--- DIRECTIONS ---
Calculate how many lines in the following records hold the word "screenshot", and report that number without comment.

>> begin

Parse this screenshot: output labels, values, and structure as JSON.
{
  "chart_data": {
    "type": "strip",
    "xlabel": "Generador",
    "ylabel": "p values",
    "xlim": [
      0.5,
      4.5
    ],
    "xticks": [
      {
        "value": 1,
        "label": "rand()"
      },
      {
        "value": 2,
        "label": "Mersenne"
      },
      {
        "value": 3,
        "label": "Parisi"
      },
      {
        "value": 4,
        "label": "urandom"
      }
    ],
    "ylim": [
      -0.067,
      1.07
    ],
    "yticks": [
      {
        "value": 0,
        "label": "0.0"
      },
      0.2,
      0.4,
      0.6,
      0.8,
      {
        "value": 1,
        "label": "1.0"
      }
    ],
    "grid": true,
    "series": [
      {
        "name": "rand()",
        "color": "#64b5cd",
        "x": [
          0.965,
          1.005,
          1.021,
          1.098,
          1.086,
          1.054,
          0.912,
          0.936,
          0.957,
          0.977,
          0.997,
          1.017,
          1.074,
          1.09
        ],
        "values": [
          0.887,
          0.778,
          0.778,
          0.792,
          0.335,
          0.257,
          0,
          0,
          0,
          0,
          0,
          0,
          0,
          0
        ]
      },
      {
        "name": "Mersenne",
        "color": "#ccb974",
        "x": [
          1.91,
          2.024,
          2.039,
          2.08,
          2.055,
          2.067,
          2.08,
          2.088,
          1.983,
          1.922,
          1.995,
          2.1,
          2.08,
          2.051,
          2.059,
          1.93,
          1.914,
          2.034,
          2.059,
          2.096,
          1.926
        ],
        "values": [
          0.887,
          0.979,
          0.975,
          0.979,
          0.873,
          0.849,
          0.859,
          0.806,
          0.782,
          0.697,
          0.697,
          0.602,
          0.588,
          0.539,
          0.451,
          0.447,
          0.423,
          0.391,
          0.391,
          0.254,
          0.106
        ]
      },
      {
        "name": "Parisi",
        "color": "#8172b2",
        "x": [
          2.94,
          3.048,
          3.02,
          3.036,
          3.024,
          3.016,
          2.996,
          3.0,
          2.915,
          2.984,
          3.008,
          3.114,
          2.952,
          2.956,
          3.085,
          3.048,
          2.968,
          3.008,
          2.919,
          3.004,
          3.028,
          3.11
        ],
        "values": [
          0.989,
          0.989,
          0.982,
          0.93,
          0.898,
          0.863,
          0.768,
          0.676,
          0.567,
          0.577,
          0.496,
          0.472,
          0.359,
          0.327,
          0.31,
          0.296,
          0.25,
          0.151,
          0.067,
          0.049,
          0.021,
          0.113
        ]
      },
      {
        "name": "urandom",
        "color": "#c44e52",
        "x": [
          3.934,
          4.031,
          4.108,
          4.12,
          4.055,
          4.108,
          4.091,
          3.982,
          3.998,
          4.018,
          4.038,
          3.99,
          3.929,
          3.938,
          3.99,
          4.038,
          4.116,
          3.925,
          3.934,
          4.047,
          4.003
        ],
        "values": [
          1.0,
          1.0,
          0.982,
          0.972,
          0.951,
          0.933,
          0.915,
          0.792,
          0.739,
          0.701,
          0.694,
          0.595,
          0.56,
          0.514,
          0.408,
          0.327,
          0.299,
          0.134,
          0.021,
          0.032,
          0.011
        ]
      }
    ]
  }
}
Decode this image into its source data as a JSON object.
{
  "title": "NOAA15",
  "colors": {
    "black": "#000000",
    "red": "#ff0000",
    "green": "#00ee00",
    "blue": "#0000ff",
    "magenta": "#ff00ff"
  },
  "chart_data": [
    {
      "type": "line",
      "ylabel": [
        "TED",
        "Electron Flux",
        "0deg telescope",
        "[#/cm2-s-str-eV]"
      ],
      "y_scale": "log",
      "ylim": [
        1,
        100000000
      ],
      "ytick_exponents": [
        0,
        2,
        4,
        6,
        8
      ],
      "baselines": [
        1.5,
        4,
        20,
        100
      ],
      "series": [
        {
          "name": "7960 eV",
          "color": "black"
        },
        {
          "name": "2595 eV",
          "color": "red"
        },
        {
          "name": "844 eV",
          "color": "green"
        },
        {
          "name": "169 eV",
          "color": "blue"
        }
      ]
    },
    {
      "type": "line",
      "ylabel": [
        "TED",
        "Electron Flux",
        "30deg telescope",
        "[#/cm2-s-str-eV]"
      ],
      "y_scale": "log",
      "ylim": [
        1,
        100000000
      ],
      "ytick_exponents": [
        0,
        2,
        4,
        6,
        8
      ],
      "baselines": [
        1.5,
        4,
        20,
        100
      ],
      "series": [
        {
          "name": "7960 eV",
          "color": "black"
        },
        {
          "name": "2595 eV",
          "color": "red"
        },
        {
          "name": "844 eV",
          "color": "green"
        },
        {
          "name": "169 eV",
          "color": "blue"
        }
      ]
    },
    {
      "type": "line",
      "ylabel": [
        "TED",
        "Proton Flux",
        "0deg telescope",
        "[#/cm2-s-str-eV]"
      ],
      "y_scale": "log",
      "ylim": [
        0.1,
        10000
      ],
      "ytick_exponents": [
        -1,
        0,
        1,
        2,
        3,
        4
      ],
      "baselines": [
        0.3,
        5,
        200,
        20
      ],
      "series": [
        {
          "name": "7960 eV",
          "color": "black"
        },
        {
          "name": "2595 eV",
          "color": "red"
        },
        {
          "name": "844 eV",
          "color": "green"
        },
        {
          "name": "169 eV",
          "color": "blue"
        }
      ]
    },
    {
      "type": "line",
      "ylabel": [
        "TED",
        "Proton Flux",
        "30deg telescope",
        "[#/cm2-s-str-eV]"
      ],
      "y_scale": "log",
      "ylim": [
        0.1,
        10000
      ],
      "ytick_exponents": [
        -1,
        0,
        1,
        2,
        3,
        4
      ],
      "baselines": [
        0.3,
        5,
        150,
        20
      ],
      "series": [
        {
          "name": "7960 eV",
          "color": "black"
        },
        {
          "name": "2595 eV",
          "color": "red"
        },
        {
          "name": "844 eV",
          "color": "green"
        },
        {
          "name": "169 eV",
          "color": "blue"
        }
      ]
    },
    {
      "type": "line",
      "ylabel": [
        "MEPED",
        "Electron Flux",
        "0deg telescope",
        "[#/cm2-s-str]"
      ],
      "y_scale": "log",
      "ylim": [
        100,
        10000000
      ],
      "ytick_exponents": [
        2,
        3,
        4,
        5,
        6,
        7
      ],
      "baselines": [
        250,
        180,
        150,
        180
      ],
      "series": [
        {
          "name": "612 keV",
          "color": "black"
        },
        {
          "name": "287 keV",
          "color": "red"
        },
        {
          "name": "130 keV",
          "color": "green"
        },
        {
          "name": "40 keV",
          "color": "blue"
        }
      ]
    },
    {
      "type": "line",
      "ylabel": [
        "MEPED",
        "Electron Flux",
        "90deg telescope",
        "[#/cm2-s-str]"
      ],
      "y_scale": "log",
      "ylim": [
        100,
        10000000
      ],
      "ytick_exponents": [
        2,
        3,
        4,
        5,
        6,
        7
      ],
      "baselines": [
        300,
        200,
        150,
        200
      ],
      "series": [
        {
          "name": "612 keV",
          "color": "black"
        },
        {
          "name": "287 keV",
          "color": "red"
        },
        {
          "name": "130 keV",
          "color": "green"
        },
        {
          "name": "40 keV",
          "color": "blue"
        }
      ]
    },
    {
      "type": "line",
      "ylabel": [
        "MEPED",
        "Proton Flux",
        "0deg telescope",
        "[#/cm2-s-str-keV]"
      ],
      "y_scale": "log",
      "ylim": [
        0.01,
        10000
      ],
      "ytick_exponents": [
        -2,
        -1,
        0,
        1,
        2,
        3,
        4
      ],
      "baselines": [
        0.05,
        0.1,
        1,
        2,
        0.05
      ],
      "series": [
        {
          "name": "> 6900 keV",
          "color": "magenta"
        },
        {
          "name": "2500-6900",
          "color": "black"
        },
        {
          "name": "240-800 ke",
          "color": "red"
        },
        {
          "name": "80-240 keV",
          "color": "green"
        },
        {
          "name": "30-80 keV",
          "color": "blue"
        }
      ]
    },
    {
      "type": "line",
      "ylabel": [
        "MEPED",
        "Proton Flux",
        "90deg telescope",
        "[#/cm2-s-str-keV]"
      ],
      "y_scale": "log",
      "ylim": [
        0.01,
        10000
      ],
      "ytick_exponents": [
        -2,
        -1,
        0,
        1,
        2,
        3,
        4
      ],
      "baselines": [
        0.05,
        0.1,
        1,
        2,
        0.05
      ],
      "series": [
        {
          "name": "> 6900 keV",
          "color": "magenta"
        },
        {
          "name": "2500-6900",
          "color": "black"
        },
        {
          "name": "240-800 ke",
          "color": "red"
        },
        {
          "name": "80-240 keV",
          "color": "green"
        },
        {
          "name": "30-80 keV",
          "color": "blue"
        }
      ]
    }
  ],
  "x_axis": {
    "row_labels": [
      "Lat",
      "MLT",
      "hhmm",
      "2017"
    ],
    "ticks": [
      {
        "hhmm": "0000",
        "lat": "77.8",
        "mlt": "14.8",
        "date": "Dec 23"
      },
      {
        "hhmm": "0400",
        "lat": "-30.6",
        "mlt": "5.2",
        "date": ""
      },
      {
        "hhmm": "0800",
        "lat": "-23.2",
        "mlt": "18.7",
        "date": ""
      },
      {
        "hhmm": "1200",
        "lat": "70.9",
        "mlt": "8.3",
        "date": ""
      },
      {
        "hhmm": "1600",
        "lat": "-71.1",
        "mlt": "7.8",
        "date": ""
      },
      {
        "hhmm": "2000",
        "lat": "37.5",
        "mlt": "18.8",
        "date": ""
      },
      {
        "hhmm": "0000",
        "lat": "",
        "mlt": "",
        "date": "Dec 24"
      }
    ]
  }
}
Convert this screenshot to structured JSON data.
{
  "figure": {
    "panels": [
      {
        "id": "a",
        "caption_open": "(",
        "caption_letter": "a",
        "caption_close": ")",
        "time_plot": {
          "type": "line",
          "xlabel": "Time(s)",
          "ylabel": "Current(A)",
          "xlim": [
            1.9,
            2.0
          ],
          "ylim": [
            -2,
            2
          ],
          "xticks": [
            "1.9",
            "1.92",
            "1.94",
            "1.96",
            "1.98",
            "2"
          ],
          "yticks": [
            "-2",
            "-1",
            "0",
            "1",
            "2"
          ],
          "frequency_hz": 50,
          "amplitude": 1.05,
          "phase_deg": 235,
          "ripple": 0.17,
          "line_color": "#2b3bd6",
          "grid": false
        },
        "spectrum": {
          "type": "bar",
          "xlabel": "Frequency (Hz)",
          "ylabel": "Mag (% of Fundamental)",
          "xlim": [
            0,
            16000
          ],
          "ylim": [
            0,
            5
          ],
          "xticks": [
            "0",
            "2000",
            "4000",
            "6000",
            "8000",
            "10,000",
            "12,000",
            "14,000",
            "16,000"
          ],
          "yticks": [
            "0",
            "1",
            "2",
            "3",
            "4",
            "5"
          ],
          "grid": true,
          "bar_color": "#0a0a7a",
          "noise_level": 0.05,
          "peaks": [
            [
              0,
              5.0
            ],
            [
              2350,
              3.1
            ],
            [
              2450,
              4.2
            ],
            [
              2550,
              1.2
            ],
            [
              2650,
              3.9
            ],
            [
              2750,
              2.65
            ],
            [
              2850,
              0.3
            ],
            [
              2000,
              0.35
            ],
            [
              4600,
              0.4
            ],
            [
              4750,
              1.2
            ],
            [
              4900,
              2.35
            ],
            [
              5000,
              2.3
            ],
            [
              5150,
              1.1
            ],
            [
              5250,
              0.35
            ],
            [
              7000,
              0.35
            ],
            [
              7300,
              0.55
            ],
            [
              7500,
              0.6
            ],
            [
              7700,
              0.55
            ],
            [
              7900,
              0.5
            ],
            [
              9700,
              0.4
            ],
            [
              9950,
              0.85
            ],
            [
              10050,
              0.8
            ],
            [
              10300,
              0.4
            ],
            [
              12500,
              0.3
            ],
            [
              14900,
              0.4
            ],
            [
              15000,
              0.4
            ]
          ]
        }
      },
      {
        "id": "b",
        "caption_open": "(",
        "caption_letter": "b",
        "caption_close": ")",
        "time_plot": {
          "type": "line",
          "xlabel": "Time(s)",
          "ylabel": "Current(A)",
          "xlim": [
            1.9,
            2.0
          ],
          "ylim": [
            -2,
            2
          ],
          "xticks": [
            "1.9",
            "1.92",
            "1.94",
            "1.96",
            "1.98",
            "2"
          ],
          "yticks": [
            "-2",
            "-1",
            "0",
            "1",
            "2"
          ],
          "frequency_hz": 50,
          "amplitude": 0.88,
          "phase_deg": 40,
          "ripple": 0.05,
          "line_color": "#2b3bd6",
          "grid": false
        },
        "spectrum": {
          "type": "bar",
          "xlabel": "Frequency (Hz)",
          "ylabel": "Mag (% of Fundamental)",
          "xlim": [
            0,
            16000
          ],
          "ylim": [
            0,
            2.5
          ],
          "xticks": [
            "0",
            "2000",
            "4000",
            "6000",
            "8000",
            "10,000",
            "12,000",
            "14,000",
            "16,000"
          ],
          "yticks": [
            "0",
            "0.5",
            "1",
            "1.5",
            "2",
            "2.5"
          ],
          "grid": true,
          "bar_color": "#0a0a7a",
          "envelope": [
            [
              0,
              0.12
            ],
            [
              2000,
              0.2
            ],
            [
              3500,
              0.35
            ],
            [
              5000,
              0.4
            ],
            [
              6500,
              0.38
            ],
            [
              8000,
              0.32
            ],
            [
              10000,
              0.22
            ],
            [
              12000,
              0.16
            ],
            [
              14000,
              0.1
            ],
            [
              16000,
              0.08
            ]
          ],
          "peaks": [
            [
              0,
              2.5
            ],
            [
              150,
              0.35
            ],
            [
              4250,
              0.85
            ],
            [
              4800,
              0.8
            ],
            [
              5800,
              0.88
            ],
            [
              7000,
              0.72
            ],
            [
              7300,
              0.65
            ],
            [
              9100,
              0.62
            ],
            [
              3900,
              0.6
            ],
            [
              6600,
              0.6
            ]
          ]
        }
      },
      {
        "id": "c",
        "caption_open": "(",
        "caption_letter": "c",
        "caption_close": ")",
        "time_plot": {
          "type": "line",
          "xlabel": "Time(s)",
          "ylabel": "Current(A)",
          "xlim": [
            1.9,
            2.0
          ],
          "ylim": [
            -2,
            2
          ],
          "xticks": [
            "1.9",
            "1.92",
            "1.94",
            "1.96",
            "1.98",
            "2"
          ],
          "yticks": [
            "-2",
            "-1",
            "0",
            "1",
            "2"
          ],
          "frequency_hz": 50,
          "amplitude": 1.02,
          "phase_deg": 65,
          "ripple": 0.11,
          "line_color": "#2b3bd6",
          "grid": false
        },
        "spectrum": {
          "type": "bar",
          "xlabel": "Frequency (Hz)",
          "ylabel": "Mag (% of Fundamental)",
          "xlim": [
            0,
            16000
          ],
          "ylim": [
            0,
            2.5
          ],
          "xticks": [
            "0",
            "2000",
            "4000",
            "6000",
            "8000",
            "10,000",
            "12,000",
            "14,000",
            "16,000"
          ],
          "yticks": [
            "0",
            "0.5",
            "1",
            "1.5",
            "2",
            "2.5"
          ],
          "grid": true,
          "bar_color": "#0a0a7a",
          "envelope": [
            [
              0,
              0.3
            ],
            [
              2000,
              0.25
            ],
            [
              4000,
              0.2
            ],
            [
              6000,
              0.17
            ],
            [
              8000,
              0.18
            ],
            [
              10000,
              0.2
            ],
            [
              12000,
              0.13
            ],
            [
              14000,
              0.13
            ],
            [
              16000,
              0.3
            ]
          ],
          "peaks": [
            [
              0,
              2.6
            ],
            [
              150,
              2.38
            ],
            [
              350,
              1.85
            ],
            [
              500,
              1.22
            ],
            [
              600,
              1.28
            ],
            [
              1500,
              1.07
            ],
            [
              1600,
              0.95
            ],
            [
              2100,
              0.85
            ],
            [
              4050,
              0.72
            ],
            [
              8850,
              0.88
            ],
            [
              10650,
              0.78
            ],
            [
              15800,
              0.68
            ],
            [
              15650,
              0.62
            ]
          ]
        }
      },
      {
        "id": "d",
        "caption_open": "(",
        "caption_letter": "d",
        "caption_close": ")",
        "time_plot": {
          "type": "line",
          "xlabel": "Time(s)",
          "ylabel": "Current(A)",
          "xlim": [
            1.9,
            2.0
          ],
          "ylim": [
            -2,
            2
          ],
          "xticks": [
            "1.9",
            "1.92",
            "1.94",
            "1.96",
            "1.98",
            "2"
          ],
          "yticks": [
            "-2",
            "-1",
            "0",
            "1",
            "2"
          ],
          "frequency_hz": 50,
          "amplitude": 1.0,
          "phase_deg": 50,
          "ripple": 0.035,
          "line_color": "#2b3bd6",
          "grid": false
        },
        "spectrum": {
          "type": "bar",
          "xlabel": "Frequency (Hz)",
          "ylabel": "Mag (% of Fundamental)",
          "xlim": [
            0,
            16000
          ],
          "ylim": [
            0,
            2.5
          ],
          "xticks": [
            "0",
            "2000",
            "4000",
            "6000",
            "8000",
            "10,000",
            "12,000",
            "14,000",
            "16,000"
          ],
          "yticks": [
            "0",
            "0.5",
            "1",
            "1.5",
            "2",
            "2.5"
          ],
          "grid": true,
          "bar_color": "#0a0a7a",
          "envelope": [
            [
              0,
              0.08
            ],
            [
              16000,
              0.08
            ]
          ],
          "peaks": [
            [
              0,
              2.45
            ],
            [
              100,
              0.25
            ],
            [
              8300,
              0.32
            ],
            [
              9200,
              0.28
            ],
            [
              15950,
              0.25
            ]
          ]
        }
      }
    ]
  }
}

>> end

--- RESPONSE FOR THIS EXERCISE ---
2